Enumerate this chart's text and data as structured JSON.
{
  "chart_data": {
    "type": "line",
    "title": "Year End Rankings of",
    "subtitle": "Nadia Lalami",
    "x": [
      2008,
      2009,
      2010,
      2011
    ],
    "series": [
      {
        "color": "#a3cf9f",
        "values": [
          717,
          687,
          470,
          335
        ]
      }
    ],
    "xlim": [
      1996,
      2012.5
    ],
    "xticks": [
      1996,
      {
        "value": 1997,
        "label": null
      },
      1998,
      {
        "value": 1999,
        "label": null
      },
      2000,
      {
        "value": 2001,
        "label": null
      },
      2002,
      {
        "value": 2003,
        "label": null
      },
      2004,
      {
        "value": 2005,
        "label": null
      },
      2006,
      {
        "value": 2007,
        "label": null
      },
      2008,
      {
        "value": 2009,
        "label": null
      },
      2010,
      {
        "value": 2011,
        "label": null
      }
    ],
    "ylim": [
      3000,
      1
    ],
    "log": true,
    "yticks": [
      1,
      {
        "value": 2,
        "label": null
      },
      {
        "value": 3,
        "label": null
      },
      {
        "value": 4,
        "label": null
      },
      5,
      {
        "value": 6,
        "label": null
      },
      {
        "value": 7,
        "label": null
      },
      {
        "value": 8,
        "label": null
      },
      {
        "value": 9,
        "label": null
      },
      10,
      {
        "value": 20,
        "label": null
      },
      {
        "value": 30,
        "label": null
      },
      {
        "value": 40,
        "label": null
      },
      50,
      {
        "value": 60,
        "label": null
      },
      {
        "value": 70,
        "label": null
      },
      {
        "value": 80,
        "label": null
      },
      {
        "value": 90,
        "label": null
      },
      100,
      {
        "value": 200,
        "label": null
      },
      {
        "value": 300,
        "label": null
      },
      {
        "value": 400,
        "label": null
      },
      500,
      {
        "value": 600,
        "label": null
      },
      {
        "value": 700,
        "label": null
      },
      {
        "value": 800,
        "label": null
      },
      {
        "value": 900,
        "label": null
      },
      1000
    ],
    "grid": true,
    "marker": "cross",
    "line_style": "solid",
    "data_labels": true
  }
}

--

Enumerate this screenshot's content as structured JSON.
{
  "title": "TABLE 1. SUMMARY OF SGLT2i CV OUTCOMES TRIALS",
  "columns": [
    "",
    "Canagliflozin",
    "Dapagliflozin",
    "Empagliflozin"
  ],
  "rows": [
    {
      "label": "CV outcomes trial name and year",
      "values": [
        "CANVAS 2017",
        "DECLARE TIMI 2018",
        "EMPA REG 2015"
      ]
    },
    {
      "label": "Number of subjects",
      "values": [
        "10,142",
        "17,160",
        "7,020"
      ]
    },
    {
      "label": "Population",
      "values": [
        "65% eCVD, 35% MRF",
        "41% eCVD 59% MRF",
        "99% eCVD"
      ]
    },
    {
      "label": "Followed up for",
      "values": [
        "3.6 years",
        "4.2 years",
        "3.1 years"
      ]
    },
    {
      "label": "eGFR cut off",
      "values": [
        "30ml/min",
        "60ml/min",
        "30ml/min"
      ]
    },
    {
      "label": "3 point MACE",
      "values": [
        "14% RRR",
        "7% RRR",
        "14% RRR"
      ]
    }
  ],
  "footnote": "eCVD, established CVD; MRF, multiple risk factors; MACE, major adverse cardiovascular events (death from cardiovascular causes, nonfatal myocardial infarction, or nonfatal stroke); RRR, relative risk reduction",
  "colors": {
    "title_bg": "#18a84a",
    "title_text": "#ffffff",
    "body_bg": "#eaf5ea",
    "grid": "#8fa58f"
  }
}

Exercise prompt:
What is the number of lines above that hold the string "structured"? Answer with that number alone.

Finished answer:
2